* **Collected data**
┄┄┄┄┄┄
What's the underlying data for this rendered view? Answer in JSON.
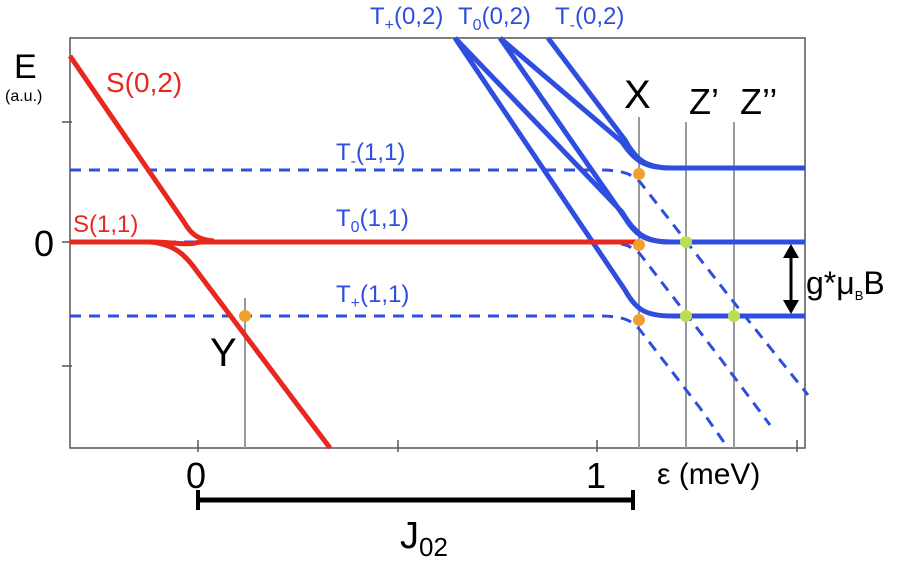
{
  "colors": {
    "singlet": "#e8281e",
    "triplet": "#2f4ee0",
    "axis": "#555555",
    "marker_orange": "#f0a030",
    "marker_green": "#b8e050",
    "guide": "#9a9a9a"
  },
  "axes": {
    "y_title": "E",
    "y_unit": "(a.u.)",
    "y_zero_label": "0",
    "x_tick_0": "0",
    "x_tick_1": "1",
    "x_unit": "ε (meV)"
  },
  "curves": {
    "s02": "S(0,2)",
    "s11": "S(1,1)",
    "tp02_main": "T",
    "tp02_sub": "+",
    "tp02_rest": "(0,2)",
    "t002_main": "T",
    "t002_sub": "0",
    "t002_rest": "(0,2)",
    "tm02_main": "T",
    "tm02_sub": "-",
    "tm02_rest": "(0,2)",
    "tm11_main": "T",
    "tm11_sub": "-",
    "tm11_rest": "(1,1)",
    "t011_main": "T",
    "t011_sub": "0",
    "t011_rest": "(1,1)",
    "tp11_main": "T",
    "tp11_sub": "+",
    "tp11_rest": "(1,1)"
  },
  "points": {
    "x": "X",
    "y": "Y",
    "z1": "Z’",
    "z2": "Z’’"
  },
  "annotations": {
    "zeeman_main": "g*μ",
    "zeeman_sub": "B",
    "zeeman_tail": "B",
    "j_main": "J",
    "j_sub": "02"
  }
}
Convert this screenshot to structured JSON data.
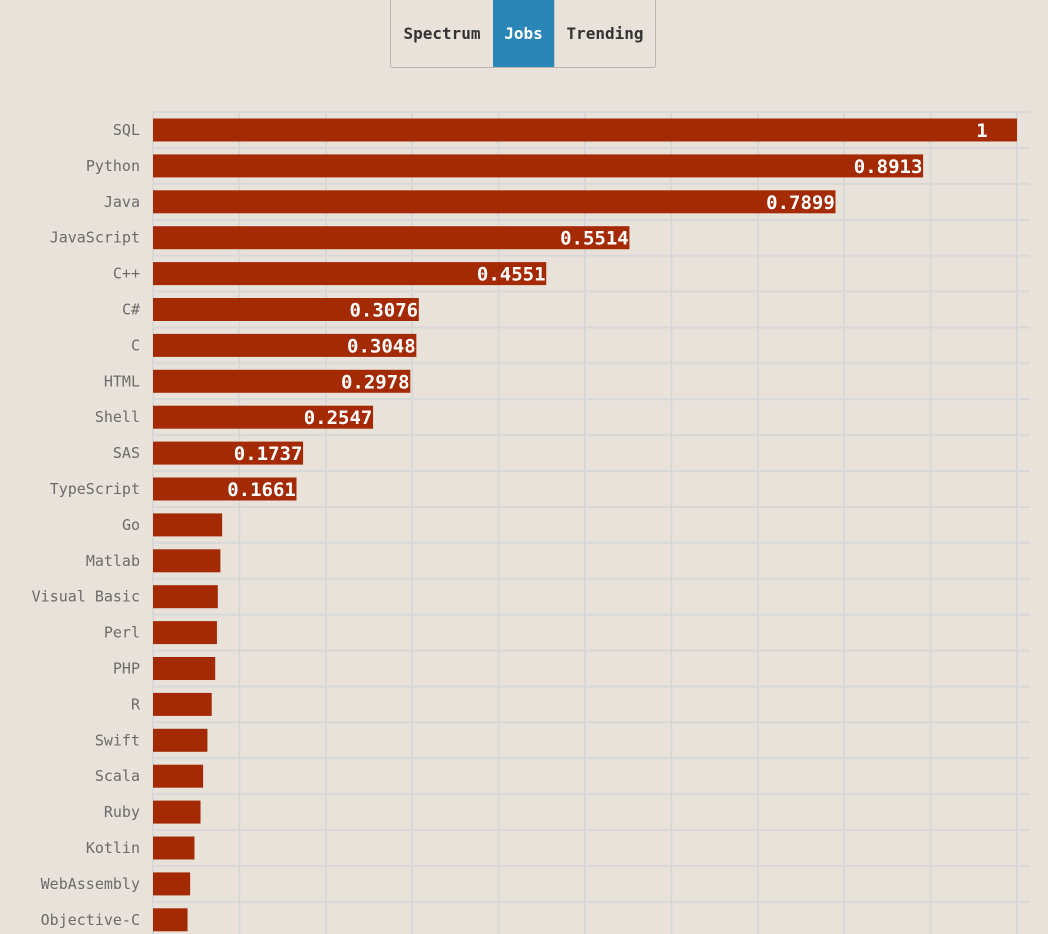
{
  "tabs": [
    {
      "label": "Spectrum",
      "active": false
    },
    {
      "label": "Jobs",
      "active": true
    },
    {
      "label": "Trending",
      "active": false
    }
  ],
  "colors": {
    "bar": "#a42a04",
    "background": "#e8e2da",
    "grid": "#d8d8d8",
    "active_tab": "#2b86b8"
  },
  "chart_data": {
    "type": "bar",
    "orientation": "horizontal",
    "title": "",
    "xlabel": "",
    "ylabel": "",
    "xlim": [
      0,
      1
    ],
    "grid": true,
    "categories": [
      "SQL",
      "Python",
      "Java",
      "JavaScript",
      "C++",
      "C#",
      "C",
      "HTML",
      "Shell",
      "SAS",
      "TypeScript",
      "Go",
      "Matlab",
      "Visual Basic",
      "Perl",
      "PHP",
      "R",
      "Swift",
      "Scala",
      "Ruby",
      "Kotlin",
      "WebAssembly",
      "Objective-C"
    ],
    "values": [
      1,
      0.8913,
      0.7899,
      0.5514,
      0.4551,
      0.3076,
      0.3048,
      0.2978,
      0.2547,
      0.1737,
      0.1661,
      0.08,
      0.078,
      0.075,
      0.074,
      0.072,
      0.068,
      0.063,
      0.058,
      0.055,
      0.048,
      0.043,
      0.04
    ],
    "data_labels": [
      "1",
      "0.8913",
      "0.7899",
      "0.5514",
      "0.4551",
      "0.3076",
      "0.3048",
      "0.2978",
      "0.2547",
      "0.1737",
      "0.1661",
      "",
      "",
      "",
      "",
      "",
      "",
      "",
      "",
      "",
      "",
      "",
      ""
    ]
  }
}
┄┄┄┄┄┄
Copy all lines from the listing that contain "JSON".

What's the underlying data for this rendered view? Answer in JSON.
Convert this screenshot to structured JSON data.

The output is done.